* [WHAT TO DO]: Reproduce every entry exactly.

— Start —

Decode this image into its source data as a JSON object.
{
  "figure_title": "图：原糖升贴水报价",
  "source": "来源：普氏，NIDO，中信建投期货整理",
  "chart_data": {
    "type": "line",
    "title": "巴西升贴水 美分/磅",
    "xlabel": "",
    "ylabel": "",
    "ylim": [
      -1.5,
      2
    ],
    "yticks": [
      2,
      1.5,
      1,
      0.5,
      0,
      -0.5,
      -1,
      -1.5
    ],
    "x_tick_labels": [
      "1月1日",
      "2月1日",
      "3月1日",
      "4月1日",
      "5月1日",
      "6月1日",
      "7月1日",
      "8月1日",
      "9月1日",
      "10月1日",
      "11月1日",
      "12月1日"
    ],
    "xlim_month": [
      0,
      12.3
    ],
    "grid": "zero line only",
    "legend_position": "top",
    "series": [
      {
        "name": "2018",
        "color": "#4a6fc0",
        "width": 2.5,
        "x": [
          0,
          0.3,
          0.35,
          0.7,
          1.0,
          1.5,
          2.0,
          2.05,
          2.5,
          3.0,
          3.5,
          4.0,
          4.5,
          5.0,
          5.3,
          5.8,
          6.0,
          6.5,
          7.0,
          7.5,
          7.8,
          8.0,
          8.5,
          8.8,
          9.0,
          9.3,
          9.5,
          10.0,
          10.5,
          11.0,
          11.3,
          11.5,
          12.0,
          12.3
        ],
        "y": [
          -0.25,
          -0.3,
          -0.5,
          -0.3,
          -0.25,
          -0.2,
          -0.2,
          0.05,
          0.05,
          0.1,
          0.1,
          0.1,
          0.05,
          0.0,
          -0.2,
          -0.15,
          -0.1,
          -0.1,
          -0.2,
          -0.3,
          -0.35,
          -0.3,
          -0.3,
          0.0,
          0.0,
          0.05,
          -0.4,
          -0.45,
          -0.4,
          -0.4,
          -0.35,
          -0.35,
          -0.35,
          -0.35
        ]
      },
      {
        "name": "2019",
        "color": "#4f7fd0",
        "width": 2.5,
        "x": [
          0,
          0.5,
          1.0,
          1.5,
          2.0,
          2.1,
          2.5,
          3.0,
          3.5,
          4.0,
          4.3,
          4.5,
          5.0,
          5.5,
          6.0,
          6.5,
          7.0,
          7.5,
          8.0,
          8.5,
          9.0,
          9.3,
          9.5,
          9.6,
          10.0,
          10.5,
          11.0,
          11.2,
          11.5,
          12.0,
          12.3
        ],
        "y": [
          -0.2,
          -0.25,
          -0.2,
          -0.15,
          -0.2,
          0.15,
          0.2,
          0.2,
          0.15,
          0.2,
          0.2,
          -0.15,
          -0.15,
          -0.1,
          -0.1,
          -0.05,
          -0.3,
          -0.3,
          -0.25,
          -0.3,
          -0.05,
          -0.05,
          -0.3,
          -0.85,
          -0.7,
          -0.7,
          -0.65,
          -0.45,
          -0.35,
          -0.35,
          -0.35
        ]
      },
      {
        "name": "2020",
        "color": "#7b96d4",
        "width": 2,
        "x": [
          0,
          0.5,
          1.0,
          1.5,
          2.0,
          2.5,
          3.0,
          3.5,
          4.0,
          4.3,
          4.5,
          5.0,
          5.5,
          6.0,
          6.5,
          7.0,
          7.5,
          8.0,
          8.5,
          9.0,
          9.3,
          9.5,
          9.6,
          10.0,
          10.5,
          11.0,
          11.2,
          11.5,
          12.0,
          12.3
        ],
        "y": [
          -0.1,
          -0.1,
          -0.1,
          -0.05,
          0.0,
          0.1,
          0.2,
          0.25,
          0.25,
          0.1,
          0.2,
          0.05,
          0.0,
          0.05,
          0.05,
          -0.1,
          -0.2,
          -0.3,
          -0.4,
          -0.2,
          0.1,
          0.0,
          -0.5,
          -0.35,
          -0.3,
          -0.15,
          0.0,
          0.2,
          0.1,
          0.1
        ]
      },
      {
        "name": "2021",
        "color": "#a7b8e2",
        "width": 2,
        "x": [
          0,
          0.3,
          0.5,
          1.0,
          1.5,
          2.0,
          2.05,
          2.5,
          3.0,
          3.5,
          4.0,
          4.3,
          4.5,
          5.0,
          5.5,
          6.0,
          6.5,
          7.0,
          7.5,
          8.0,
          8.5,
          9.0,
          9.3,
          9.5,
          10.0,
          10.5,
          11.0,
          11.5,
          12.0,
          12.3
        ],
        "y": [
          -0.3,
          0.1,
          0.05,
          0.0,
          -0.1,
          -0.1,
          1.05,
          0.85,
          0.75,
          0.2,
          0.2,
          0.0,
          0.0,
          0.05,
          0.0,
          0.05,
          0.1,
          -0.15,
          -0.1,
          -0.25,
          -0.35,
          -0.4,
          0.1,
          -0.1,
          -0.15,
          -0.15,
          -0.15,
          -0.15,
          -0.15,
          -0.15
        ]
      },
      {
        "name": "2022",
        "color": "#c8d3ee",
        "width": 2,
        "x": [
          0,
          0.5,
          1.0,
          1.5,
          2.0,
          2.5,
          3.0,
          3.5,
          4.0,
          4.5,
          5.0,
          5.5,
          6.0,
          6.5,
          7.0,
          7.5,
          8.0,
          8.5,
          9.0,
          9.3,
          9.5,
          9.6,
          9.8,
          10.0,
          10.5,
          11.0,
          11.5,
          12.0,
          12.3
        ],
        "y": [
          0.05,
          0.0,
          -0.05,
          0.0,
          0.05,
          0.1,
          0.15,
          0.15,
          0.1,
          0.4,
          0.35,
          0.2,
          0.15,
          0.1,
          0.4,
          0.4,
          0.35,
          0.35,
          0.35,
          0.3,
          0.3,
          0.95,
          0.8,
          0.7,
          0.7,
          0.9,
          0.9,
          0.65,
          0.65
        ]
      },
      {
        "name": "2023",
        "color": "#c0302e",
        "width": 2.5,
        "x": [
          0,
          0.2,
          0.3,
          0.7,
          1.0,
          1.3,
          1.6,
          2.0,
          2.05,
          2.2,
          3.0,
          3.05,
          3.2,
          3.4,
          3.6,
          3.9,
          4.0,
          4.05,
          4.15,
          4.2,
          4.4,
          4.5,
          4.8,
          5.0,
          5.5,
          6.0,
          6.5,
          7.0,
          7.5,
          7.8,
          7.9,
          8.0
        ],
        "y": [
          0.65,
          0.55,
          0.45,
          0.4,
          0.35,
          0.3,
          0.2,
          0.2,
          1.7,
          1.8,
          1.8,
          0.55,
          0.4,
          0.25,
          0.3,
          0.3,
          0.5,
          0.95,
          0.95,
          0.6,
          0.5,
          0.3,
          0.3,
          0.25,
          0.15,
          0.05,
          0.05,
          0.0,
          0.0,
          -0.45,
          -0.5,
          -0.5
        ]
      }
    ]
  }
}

— End —

* [TASK RESULT]:
Decode this image into its source data as a JSON object.
{
  "figure_title": "图：原糖升贴水报价",
  "source": "来源：普氏，NIDO，中信建投期货整理",
  "chart_data": {
    "type": "line",
    "title": "巴西升贴水 美分/磅",
    "xlabel": "",
    "ylabel": "",
    "ylim": [
      -1.5,
      2
    ],
    "yticks": [
      2,
      1.5,
      1,
      0.5,
      0,
      -0.5,
      -1,
      -1.5
    ],
    "x_tick_labels": [
      "1月1日",
      "2月1日",
      "3月1日",
      "4月1日",
      "5月1日",
      "6月1日",
      "7月1日",
      "8月1日",
      "9月1日",
      "10月1日",
      "11月1日",
      "12月1日"
    ],
    "xlim_month": [
      0,
      12.3
    ],
    "grid": "zero line only",
    "legend_position": "top",
    "series": [
      {
        "name": "2018",
        "color": "#4a6fc0",
        "width": 2.5,
        "x": [
          0,
          0.3,
          0.35,
          0.7,
          1.0,
          1.5,
          2.0,
          2.05,
          2.5,
          3.0,
          3.5,
          4.0,
          4.5,
          5.0,
          5.3,
          5.8,
          6.0,
          6.5,
          7.0,
          7.5,
          7.8,
          8.0,
          8.5,
          8.8,
          9.0,
          9.3,
          9.5,
          10.0,
          10.5,
          11.0,
          11.3,
          11.5,
          12.0,
          12.3
        ],
        "y": [
          -0.25,
          -0.3,
          -0.5,
          -0.3,
          -0.25,
          -0.2,
          -0.2,
          0.05,
          0.05,
          0.1,
          0.1,
          0.1,
          0.05,
          0.0,
          -0.2,
          -0.15,
          -0.1,
          -0.1,
          -0.2,
          -0.3,
          -0.35,
          -0.3,
          -0.3,
          0.0,
          0.0,
          0.05,
          -0.4,
          -0.45,
          -0.4,
          -0.4,
          -0.35,
          -0.35,
          -0.35,
          -0.35
        ]
      },
      {
        "name": "2019",
        "color": "#4f7fd0",
        "width": 2.5,
        "x": [
          0,
          0.5,
          1.0,
          1.5,
          2.0,
          2.1,
          2.5,
          3.0,
          3.5,
          4.0,
          4.3,
          4.5,
          5.0,
          5.5,
          6.0,
          6.5,
          7.0,
          7.5,
          8.0,
          8.5,
          9.0,
          9.3,
          9.5,
          9.6,
          10.0,
          10.5,
          11.0,
          11.2,
          11.5,
          12.0,
          12.3
        ],
        "y": [
          -0.2,
          -0.25,
          -0.2,
          -0.15,
          -0.2,
          0.15,
          0.2,
          0.2,
          0.15,
          0.2,
          0.2,
          -0.15,
          -0.15,
          -0.1,
          -0.1,
          -0.05,
          -0.3,
          -0.3,
          -0.25,
          -0.3,
          -0.05,
          -0.05,
          -0.3,
          -0.85,
          -0.7,
          -0.7,
          -0.65,
          -0.45,
          -0.35,
          -0.35,
          -0.35
        ]
      },
      {
        "name": "2020",
        "color": "#7b96d4",
        "width": 2,
        "x": [
          0,
          0.5,
          1.0,
          1.5,
          2.0,
          2.5,
          3.0,
          3.5,
          4.0,
          4.3,
          4.5,
          5.0,
          5.5,
          6.0,
          6.5,
          7.0,
          7.5,
          8.0,
          8.5,
          9.0,
          9.3,
          9.5,
          9.6,
          10.0,
          10.5,
          11.0,
          11.2,
          11.5,
          12.0,
          12.3
        ],
        "y": [
          -0.1,
          -0.1,
          -0.1,
          -0.05,
          0.0,
          0.1,
          0.2,
          0.25,
          0.25,
          0.1,
          0.2,
          0.05,
          0.0,
          0.05,
          0.05,
          -0.1,
          -0.2,
          -0.3,
          -0.4,
          -0.2,
          0.1,
          0.0,
          -0.5,
          -0.35,
          -0.3,
          -0.15,
          0.0,
          0.2,
          0.1,
          0.1
        ]
      },
      {
        "name": "2021",
        "color": "#a7b8e2",
        "width": 2,
        "x": [
          0,
          0.3,
          0.5,
          1.0,
          1.5,
          2.0,
          2.05,
          2.5,
          3.0,
          3.5,
          4.0,
          4.3,
          4.5,
          5.0,
          5.5,
          6.0,
          6.5,
          7.0,
          7.5,
          8.0,
          8.5,
          9.0,
          9.3,
          9.5,
          10.0,
          10.5,
          11.0,
          11.5,
          12.0,
          12.3
        ],
        "y": [
          -0.3,
          0.1,
          0.05,
          0.0,
          -0.1,
          -0.1,
          1.05,
          0.85,
          0.75,
          0.2,
          0.2,
          0.0,
          0.0,
          0.05,
          0.0,
          0.05,
          0.1,
          -0.15,
          -0.1,
          -0.25,
          -0.35,
          -0.4,
          0.1,
          -0.1,
          -0.15,
          -0.15,
          -0.15,
          -0.15,
          -0.15,
          -0.15
        ]
      },
      {
        "name": "2022",
        "color": "#c8d3ee",
        "width": 2,
        "x": [
          0,
          0.5,
          1.0,
          1.5,
          2.0,
          2.5,
          3.0,
          3.5,
          4.0,
          4.5,
          5.0,
          5.5,
          6.0,
          6.5,
          7.0,
          7.5,
          8.0,
          8.5,
          9.0,
          9.3,
          9.5,
          9.6,
          9.8,
          10.0,
          10.5,
          11.0,
          11.5,
          12.0,
          12.3
        ],
        "y": [
          0.05,
          0.0,
          -0.05,
          0.0,
          0.05,
          0.1,
          0.15,
          0.15,
          0.1,
          0.4,
          0.35,
          0.2,
          0.15,
          0.1,
          0.4,
          0.4,
          0.35,
          0.35,
          0.35,
          0.3,
          0.3,
          0.95,
          0.8,
          0.7,
          0.7,
          0.9,
          0.9,
          0.65,
          0.65
        ]
      },
      {
        "name": "2023",
        "color": "#c0302e",
        "width": 2.5,
        "x": [
          0,
          0.2,
          0.3,
          0.7,
          1.0,
          1.3,
          1.6,
          2.0,
          2.05,
          2.2,
          3.0,
          3.05,
          3.2,
          3.4,
          3.6,
          3.9,
          4.0,
          4.05,
          4.15,
          4.2,
          4.4,
          4.5,
          4.8,
          5.0,
          5.5,
          6.0,
          6.5,
          7.0,
          7.5,
          7.8,
          7.9,
          8.0
        ],
        "y": [
          0.65,
          0.55,
          0.45,
          0.4,
          0.35,
          0.3,
          0.2,
          0.2,
          1.7,
          1.8,
          1.8,
          0.55,
          0.4,
          0.25,
          0.3,
          0.3,
          0.5,
          0.95,
          0.95,
          0.6,
          0.5,
          0.3,
          0.3,
          0.25,
          0.15,
          0.05,
          0.05,
          0.0,
          0.0,
          -0.45,
          -0.5,
          -0.5
        ]
      }
    ]
  }
}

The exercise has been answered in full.